• _THE EXERCISE_
Answer with one number: how many lines hold "Output".
—————
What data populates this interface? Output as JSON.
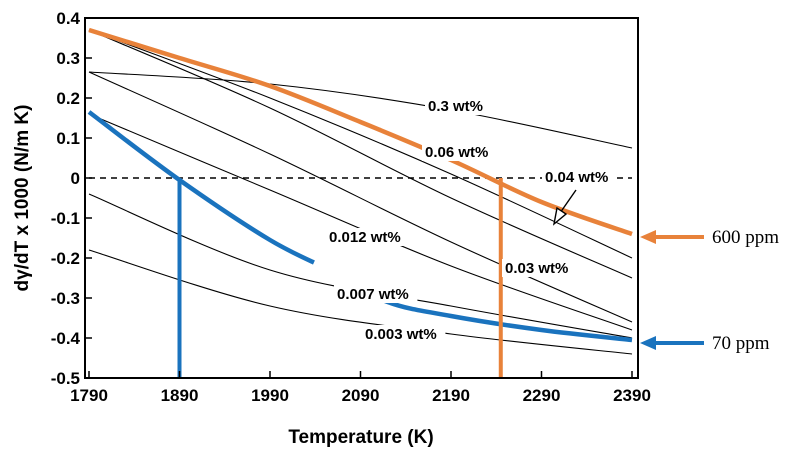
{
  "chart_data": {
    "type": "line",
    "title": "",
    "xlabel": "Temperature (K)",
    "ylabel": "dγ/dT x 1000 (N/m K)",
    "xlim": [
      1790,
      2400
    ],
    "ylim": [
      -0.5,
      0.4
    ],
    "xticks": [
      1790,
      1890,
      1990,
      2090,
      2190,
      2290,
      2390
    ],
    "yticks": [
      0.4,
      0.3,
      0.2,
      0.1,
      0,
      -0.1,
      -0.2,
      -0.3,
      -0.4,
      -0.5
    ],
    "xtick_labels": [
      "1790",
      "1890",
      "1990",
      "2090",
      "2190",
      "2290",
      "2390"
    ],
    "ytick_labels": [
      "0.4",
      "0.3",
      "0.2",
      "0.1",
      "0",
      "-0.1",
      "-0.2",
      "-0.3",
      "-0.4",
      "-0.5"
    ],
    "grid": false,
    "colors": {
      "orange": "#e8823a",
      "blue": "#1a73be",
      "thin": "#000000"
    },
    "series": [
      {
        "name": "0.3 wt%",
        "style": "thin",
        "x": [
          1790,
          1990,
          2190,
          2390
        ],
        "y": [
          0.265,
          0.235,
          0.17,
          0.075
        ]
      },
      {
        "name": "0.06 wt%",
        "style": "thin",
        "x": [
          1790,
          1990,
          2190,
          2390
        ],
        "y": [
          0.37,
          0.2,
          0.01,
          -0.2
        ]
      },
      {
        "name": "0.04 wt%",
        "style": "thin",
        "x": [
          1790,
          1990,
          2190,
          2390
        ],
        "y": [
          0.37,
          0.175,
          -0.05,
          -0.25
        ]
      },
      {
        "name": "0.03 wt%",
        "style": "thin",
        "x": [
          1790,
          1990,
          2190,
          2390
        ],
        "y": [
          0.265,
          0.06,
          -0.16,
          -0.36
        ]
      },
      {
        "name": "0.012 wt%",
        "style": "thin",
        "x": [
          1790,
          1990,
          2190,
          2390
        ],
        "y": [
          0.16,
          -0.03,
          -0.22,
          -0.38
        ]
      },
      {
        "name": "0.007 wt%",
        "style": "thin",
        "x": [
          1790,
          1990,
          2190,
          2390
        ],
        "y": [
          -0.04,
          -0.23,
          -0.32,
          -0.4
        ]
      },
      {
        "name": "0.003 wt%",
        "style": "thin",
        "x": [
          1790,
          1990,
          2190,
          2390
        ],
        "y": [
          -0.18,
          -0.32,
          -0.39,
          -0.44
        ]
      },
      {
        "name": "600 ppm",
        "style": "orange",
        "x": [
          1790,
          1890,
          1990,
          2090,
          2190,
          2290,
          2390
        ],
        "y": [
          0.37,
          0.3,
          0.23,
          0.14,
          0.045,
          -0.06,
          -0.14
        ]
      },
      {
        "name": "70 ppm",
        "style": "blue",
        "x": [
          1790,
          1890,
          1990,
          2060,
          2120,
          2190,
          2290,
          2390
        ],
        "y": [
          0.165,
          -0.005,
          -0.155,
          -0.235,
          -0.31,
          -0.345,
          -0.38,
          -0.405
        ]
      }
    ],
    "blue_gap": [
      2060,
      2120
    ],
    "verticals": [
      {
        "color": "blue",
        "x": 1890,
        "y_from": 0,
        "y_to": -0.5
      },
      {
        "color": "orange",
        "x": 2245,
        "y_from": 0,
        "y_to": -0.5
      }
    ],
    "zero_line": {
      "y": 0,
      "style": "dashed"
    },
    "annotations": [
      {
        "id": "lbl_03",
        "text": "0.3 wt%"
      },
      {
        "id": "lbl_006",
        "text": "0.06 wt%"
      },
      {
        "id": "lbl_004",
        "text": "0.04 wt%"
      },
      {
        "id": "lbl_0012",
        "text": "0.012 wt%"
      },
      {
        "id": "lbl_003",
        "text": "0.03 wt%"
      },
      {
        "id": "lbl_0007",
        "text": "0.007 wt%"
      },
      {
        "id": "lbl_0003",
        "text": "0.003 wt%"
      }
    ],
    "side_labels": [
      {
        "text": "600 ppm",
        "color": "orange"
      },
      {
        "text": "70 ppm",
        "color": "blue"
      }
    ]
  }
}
—————
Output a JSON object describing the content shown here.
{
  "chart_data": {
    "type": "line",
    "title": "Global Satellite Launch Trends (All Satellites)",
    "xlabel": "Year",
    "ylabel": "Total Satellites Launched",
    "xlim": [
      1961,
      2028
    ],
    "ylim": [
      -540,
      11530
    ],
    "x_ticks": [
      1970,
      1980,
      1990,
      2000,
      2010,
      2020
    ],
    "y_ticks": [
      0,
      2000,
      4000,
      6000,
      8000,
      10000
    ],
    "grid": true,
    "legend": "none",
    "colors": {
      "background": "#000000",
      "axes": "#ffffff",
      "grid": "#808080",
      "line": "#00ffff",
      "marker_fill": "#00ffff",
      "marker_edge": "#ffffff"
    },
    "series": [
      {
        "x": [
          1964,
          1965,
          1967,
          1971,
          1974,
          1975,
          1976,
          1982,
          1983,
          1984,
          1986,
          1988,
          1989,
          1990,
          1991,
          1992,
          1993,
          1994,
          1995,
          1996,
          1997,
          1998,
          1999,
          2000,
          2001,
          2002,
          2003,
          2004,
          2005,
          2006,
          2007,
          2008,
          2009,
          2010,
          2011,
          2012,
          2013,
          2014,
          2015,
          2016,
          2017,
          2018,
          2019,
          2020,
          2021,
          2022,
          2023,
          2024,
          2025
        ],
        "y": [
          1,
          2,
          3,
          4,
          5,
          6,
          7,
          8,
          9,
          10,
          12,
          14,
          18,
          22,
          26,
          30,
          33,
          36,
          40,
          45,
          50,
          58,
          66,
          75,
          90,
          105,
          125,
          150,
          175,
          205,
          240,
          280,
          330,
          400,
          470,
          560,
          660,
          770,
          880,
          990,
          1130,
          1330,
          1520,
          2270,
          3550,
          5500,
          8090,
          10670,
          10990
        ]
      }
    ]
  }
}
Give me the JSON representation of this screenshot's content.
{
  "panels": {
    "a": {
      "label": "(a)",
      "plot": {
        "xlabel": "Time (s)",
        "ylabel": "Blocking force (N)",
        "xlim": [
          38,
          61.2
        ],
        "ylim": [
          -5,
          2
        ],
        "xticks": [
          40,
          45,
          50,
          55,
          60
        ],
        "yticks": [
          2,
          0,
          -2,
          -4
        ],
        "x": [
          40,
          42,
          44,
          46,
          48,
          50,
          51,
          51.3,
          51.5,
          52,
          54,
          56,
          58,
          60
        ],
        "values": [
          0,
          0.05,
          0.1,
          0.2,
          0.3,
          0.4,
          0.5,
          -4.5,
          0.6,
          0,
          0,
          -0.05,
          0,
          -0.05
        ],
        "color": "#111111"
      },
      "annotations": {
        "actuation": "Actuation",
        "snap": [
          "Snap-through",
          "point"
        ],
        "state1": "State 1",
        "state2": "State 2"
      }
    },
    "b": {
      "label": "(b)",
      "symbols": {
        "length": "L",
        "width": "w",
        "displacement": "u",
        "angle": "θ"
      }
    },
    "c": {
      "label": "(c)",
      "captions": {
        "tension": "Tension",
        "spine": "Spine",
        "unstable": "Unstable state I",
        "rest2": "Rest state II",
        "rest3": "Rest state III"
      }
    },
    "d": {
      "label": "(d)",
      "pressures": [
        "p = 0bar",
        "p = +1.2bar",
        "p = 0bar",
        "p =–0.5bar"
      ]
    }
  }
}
—————
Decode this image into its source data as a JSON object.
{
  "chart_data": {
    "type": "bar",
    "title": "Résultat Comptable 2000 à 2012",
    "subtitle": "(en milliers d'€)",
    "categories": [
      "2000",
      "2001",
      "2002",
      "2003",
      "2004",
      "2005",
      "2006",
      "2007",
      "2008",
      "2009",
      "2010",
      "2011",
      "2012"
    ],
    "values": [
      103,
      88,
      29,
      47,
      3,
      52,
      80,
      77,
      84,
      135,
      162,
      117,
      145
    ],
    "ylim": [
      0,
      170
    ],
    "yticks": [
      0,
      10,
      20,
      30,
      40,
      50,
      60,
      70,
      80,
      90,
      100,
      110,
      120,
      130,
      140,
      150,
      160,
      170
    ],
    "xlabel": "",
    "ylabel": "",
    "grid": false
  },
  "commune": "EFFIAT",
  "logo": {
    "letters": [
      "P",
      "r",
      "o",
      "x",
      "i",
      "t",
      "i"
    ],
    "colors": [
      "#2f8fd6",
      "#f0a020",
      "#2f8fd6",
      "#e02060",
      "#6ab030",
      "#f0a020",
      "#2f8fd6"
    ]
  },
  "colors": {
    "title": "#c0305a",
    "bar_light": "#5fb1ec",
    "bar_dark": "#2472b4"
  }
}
—————
• _THE RESULT_
2